## To do
Your answer is a single number: how many lines hold the word "Datum"?
Begin Information provided
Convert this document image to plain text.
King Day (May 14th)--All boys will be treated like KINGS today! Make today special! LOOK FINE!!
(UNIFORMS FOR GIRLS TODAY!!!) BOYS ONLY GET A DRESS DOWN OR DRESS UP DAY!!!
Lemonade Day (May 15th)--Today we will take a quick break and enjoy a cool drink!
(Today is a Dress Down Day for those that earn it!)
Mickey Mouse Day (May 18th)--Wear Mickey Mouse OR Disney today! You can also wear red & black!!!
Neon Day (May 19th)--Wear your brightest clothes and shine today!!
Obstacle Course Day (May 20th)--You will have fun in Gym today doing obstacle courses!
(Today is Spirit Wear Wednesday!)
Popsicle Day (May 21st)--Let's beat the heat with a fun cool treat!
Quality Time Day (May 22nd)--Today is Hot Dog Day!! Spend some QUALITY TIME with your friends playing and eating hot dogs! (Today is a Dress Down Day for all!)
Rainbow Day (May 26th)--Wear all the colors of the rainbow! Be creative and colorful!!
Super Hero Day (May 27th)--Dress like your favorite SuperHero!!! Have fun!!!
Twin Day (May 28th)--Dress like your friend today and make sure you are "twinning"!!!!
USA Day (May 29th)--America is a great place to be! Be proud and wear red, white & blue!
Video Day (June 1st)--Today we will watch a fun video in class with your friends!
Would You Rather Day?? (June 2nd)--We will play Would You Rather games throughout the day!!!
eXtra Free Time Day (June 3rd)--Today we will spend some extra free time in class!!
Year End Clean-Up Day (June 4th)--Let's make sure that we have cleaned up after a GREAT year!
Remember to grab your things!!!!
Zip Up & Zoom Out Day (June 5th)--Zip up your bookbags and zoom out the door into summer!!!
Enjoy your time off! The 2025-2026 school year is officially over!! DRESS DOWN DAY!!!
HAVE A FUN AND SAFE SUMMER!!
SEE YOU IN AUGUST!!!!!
End Information provided
Begin Information provided
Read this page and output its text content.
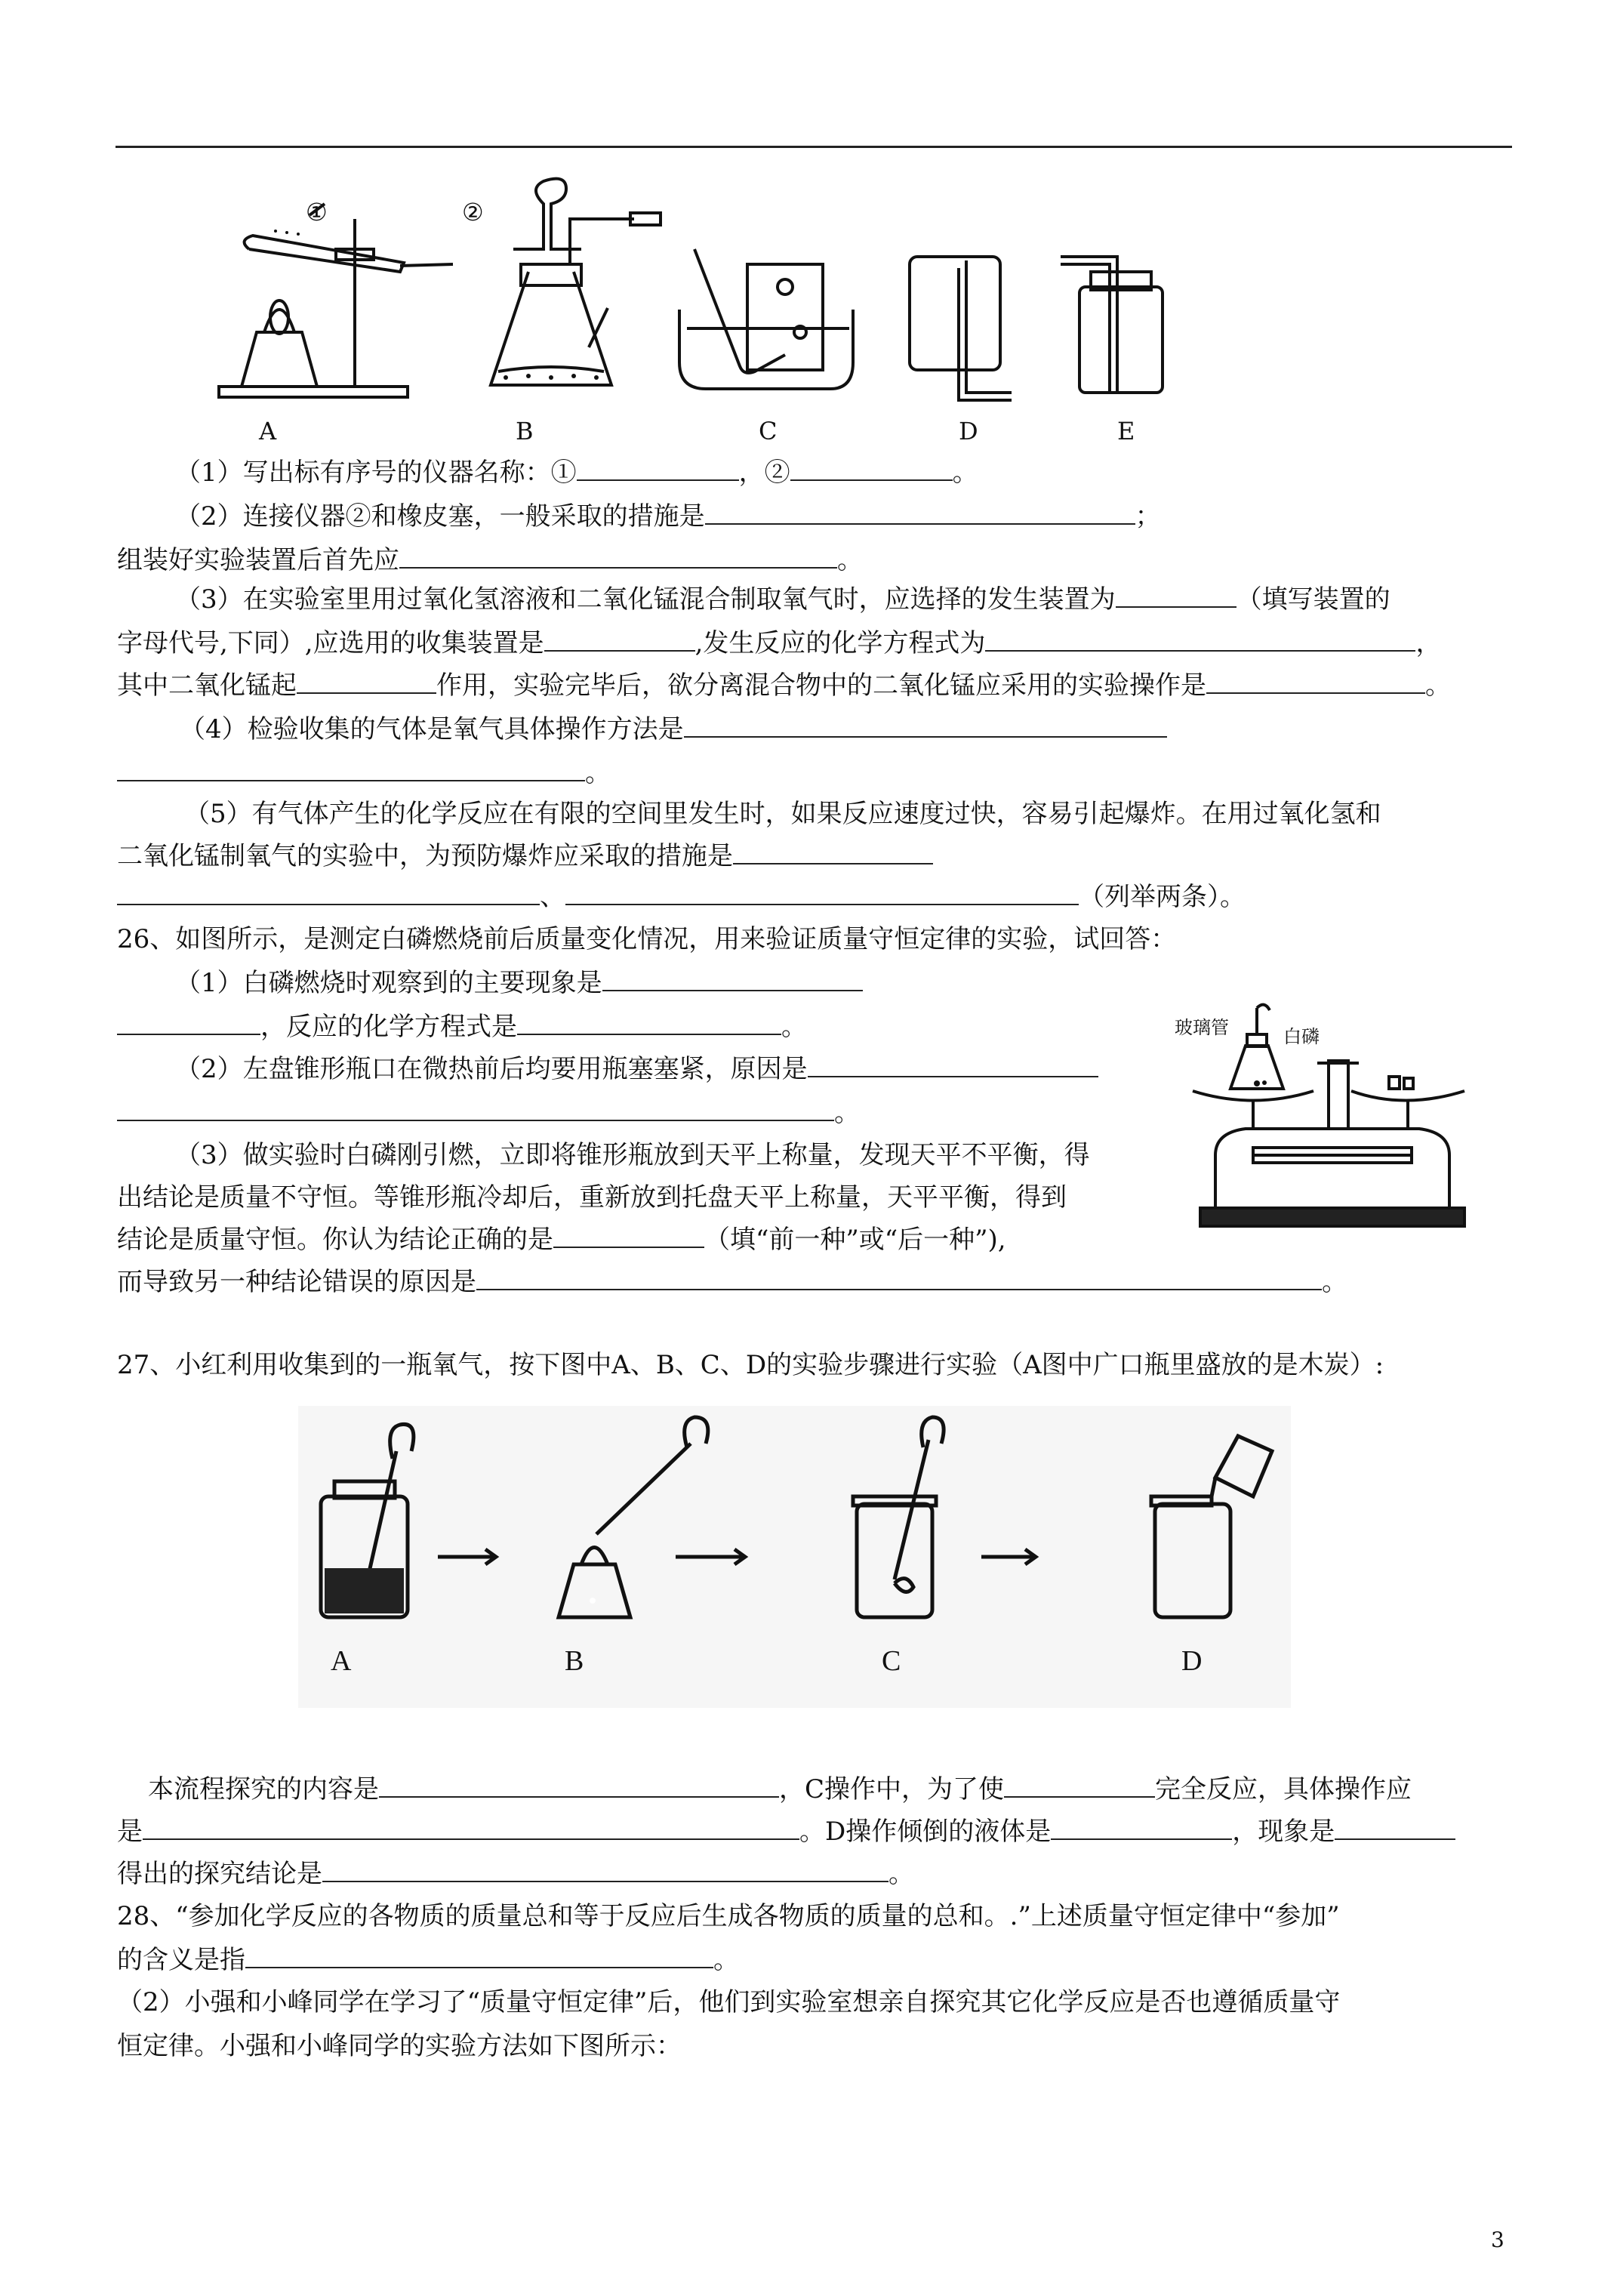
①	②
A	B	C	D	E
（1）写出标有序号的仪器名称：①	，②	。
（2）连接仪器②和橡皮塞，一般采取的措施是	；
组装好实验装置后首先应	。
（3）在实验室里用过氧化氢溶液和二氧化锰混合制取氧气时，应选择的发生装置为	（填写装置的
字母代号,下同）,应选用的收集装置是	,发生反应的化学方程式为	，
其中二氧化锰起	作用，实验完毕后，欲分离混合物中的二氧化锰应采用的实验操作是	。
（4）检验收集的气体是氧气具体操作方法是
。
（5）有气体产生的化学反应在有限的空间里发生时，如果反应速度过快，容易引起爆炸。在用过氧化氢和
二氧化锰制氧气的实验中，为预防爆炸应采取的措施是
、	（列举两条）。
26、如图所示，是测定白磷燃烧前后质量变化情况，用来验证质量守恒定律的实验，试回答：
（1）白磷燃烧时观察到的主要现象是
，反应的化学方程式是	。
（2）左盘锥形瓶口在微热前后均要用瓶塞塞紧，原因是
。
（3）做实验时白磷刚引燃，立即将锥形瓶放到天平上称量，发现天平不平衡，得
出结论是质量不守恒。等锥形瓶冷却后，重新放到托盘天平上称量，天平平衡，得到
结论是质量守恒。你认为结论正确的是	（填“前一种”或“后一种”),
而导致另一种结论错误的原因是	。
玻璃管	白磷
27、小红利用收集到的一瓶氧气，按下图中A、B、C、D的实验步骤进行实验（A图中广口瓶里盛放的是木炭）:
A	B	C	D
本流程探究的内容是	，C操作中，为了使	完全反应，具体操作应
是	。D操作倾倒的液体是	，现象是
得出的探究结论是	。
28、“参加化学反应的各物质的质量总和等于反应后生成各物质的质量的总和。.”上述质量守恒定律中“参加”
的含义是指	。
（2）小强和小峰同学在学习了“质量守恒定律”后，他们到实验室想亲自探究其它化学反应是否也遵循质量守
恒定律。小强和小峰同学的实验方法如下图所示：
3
End Information provided
Begin Information provided
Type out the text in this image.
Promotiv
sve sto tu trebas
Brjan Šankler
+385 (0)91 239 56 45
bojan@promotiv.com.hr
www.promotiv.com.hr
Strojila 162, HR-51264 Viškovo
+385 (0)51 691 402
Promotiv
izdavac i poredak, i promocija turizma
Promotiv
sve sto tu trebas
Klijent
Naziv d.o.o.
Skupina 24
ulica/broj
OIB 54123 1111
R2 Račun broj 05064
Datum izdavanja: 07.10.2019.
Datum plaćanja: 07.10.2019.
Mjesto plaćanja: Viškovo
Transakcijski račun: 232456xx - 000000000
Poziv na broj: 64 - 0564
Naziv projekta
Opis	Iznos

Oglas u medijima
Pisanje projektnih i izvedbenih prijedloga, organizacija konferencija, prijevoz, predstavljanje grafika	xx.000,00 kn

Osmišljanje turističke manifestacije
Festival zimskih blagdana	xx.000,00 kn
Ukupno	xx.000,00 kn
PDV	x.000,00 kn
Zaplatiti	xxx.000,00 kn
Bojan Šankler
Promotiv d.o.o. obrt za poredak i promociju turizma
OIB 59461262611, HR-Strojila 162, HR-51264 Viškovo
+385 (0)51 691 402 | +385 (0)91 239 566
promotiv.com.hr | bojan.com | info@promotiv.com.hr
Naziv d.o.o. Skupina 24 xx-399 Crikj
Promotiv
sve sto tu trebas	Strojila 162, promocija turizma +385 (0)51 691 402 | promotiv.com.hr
End Information provided
## Reply to the exercise
2